__Exercise brief__.
Pick out each line of the records that includes the string "Электрическая", and copy it.

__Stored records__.
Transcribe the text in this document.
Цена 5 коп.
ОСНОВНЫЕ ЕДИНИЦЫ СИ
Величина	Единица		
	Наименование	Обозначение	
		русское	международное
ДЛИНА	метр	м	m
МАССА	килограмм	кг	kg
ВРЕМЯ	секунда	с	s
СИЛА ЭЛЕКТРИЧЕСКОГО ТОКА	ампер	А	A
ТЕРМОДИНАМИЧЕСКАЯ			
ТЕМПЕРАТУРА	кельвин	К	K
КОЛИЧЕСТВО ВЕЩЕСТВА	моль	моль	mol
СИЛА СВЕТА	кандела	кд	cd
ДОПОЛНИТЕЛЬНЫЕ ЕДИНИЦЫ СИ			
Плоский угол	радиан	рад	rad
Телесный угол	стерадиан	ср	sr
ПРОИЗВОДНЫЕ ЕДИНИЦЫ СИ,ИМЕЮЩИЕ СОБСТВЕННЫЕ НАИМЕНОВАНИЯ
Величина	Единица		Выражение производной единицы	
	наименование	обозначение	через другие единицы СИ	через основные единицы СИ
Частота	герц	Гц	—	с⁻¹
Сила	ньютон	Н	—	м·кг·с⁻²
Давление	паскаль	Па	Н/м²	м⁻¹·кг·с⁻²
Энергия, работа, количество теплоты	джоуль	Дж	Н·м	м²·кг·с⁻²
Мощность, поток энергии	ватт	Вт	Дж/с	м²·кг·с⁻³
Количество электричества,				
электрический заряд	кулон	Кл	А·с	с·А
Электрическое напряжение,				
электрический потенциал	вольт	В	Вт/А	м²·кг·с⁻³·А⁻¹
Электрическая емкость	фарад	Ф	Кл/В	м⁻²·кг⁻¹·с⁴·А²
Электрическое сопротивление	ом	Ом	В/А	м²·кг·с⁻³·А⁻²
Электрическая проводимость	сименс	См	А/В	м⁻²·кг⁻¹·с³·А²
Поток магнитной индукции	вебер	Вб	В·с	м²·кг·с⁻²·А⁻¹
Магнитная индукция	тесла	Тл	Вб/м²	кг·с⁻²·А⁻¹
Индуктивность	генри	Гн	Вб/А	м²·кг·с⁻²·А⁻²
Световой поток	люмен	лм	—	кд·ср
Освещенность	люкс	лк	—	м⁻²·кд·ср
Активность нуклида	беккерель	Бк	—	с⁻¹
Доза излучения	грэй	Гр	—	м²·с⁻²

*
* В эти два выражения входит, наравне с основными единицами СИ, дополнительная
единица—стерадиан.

__Response to the exercise__.
Электрическая емкость	фарад	Ф	Кл/В	м⁻²·кг⁻¹·с⁴·А²
Электрическая проводимость	сименс	См	А/В	м⁻²·кг⁻¹·с³·А²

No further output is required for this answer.